BEGIN INPUT

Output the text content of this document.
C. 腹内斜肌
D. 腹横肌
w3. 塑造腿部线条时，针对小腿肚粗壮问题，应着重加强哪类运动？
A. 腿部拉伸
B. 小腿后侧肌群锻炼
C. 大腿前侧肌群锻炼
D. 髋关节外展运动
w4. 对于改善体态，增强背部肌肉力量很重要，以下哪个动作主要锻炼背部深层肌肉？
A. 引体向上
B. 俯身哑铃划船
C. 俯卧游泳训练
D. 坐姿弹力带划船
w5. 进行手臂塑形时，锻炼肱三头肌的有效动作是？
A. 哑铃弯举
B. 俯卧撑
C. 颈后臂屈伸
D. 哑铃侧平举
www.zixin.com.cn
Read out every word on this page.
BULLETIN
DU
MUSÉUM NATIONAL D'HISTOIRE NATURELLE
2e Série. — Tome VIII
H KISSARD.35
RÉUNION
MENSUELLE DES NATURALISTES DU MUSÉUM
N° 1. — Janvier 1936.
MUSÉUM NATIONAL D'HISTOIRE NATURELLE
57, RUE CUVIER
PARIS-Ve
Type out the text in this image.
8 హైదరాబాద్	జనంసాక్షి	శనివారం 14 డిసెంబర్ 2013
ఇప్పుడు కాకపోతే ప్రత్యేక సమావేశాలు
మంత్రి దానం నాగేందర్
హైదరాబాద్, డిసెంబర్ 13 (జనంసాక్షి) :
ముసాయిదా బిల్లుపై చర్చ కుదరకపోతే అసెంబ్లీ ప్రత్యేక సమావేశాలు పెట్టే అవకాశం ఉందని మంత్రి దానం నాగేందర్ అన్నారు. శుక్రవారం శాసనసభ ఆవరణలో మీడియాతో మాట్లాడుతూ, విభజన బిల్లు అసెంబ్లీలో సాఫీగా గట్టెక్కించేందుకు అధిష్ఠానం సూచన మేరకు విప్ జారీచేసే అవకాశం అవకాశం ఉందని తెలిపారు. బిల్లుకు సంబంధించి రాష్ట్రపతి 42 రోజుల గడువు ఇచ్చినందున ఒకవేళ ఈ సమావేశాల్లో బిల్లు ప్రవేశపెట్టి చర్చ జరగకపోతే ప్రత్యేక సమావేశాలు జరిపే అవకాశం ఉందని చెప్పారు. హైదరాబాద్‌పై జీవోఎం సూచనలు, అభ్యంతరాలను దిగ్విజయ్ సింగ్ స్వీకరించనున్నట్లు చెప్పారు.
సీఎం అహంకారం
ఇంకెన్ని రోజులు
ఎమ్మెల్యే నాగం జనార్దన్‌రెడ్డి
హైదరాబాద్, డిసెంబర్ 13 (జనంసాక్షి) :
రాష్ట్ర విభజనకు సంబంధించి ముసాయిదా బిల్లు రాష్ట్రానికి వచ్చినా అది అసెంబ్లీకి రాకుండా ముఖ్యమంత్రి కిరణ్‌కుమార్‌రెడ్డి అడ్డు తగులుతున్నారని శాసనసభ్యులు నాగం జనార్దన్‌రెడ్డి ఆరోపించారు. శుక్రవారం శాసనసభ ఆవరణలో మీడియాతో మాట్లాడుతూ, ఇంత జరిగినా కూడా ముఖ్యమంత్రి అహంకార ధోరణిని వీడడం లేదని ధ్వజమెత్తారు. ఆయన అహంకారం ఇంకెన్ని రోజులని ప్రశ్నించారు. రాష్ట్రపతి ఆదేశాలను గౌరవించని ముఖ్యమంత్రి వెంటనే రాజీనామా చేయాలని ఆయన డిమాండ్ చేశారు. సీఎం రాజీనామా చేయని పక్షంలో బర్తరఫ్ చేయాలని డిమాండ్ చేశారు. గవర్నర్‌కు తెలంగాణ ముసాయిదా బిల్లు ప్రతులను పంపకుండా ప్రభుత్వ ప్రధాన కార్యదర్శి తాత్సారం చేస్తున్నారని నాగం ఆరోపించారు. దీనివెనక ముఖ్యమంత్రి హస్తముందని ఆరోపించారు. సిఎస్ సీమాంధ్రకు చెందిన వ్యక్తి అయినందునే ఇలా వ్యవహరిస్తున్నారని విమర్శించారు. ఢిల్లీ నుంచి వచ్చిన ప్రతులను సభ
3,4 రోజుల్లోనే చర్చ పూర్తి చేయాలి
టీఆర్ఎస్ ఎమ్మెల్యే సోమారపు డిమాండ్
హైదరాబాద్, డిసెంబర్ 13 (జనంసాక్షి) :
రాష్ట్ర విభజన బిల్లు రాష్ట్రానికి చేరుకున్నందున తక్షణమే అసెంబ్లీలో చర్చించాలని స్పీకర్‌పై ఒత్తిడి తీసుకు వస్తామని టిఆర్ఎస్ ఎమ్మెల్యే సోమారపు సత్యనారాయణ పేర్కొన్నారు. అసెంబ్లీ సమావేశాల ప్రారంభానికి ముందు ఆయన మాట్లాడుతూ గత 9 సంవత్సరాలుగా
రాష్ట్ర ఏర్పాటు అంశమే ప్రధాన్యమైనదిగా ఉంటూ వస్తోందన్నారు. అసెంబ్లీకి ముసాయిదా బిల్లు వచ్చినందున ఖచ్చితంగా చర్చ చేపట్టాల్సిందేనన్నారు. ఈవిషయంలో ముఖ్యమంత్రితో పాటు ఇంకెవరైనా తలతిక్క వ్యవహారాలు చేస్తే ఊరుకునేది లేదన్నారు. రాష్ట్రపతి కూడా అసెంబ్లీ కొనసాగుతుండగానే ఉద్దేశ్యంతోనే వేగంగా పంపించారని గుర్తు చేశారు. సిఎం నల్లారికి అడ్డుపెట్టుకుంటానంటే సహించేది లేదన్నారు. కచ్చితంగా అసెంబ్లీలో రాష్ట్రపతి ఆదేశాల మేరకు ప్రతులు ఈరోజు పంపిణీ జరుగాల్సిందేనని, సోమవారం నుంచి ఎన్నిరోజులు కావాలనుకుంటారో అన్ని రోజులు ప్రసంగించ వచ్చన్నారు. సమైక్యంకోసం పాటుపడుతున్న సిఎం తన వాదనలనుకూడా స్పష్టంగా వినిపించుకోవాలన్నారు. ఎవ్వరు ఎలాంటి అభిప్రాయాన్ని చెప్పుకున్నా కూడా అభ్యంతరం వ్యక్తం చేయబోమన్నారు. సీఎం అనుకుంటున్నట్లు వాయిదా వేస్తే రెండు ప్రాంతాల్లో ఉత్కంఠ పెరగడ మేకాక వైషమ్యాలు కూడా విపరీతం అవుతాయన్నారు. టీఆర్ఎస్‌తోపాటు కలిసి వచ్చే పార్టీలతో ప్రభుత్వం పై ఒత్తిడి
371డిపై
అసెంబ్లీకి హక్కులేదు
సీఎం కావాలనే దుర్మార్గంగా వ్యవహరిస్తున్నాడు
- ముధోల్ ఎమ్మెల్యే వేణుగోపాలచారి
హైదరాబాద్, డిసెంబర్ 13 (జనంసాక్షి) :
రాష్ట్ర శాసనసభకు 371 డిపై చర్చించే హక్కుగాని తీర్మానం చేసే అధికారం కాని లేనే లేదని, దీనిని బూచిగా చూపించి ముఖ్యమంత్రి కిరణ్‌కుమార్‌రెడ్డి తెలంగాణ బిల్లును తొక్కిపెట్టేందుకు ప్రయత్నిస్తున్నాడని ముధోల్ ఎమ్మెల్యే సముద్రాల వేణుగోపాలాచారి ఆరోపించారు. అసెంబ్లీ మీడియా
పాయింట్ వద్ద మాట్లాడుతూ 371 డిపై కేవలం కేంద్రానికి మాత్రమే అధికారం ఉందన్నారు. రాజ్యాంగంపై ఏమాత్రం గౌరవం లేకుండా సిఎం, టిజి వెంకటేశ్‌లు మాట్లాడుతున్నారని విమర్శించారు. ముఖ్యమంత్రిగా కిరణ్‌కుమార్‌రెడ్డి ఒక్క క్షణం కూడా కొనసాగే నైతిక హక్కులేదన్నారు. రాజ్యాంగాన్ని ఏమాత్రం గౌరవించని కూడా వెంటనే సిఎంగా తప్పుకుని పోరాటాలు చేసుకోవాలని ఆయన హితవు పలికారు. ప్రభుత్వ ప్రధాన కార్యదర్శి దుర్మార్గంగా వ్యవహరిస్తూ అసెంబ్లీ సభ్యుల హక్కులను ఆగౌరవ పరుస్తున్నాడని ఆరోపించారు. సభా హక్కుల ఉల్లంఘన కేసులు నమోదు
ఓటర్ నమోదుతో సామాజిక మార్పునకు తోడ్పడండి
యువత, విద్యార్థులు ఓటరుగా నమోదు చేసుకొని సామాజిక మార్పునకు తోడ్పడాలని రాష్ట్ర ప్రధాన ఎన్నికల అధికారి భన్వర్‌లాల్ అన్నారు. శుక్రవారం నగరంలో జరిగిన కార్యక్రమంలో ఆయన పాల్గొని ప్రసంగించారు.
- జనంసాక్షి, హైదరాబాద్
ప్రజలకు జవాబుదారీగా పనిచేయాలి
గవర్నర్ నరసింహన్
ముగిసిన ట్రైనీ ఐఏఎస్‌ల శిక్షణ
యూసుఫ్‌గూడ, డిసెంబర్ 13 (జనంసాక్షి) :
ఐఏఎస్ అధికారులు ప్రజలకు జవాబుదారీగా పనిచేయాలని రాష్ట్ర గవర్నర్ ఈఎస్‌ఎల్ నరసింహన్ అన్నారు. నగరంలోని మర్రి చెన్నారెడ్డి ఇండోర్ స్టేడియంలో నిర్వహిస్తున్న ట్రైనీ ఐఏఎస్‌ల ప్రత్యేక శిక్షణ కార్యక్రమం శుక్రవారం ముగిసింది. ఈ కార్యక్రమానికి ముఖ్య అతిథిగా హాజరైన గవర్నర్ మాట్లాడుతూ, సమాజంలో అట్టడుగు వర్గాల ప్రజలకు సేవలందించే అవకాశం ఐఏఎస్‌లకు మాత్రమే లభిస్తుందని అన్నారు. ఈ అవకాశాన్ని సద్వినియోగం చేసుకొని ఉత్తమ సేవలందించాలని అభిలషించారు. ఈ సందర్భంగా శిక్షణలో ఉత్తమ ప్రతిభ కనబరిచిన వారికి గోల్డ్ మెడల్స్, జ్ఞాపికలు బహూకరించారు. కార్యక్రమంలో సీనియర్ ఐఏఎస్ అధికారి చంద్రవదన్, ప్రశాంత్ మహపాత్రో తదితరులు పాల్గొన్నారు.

END INPUT

_PROBLEM DETAILS:_
Report only the number of lines that hold the word "text".

_PROBLEM SOLUTION:_
2